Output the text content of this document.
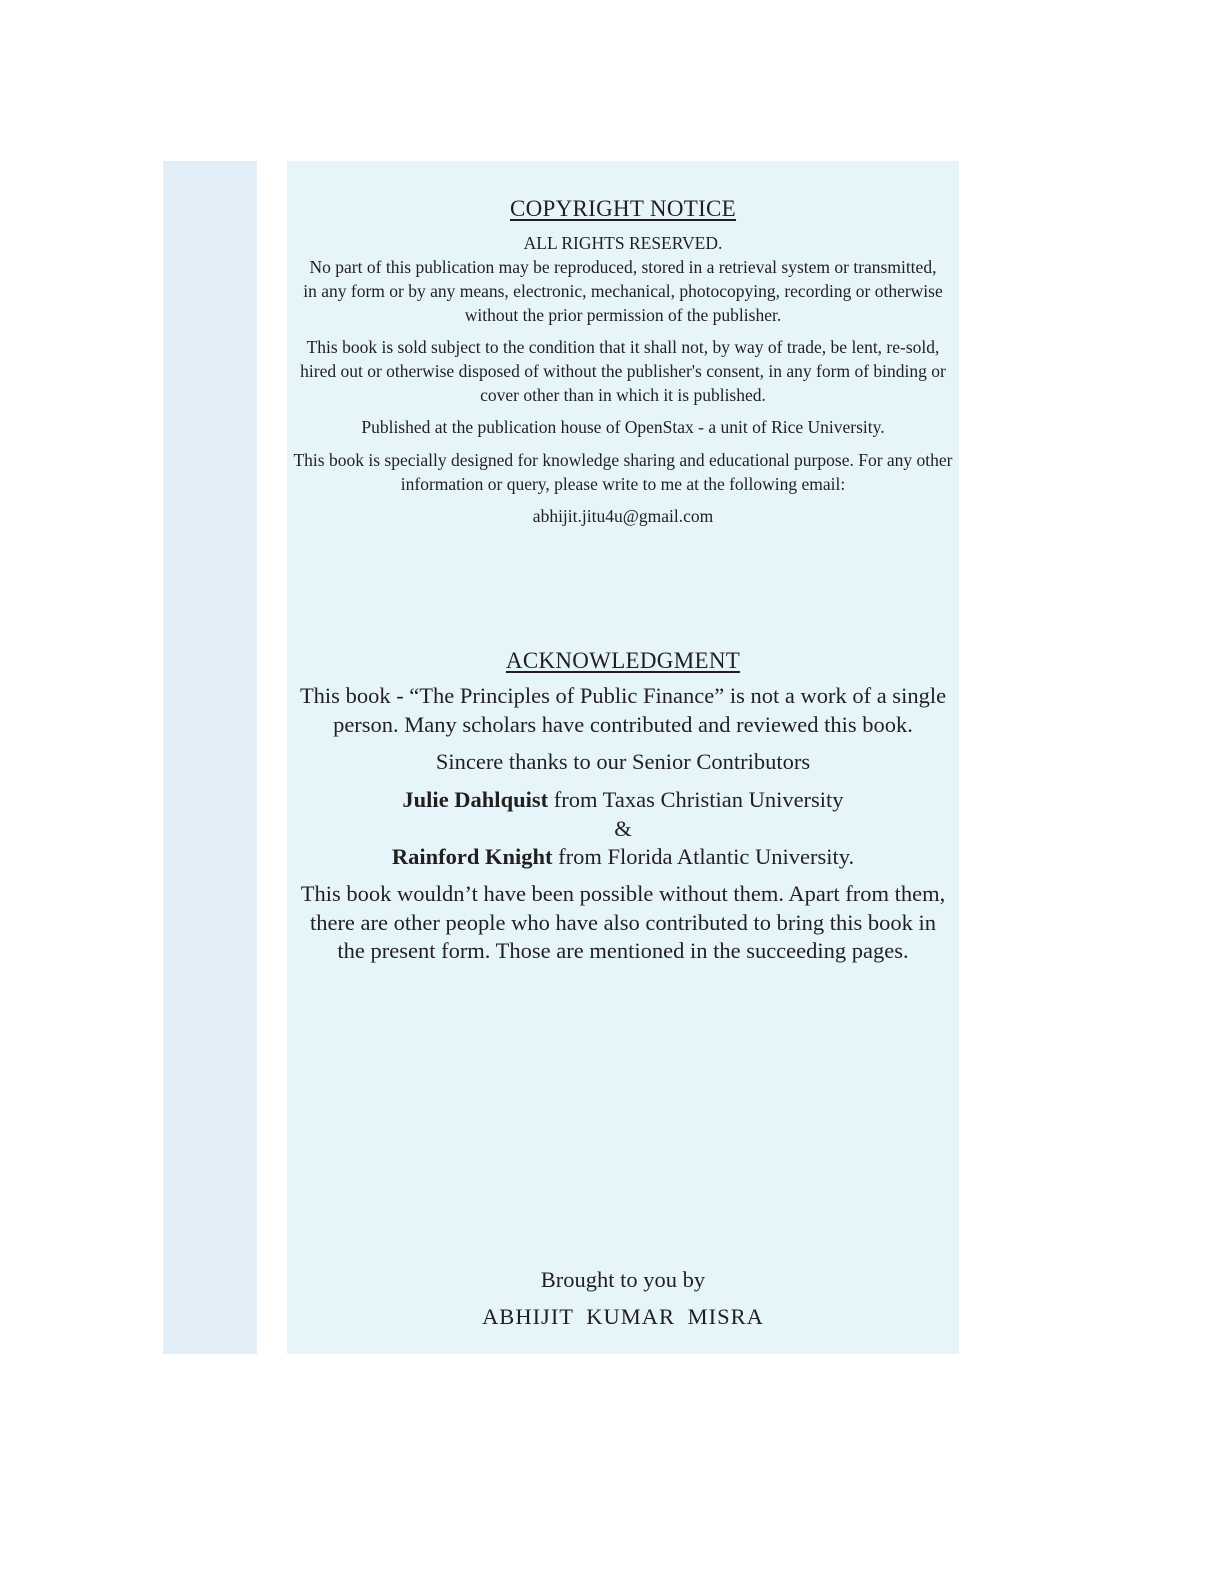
COPYRIGHT NOTICE
ALL RIGHTS RESERVED.
No part of this publication may be reproduced, stored in a retrieval system or transmitted, in any form or by any means, electronic, mechanical, photocopying, recording or otherwise without the prior permission of the publisher.
This book is sold subject to the condition that it shall not, by way of trade, be lent, re-sold, hired out or otherwise disposed of without the publisher's consent, in any form of binding or cover other than in which it is published.
Published at the publication house of OpenStax - a unit of Rice University.
This book is specially designed for knowledge sharing and educational purpose. For any other information or query, please write to me at the following email:
abhijit.jitu4u@gmail.com
ACKNOWLEDGMENT
This book - “The Principles of Public Finance” is not a work of a single person. Many scholars have contributed and reviewed this book.
Sincere thanks to our Senior Contributors
Julie Dahlquist from Taxas Christian University
&
Rainford Knight from Florida Atlantic University.
This book wouldn’t have been possible without them. Apart from them, there are other people who have also contributed to bring this book in the present form. Those are mentioned in the succeeding pages.
Brought to you by
ABHIJIT KUMAR MISRA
——————
=== CHALLENGE ===
From the data, list each line in which the string "University" appears.

=== WRITTEN RESPONSE ===
Published at the publication house of OpenStax - a unit of Rice University.
Julie Dahlquist from Taxas Christian University
Rainford Knight from Florida Atlantic University.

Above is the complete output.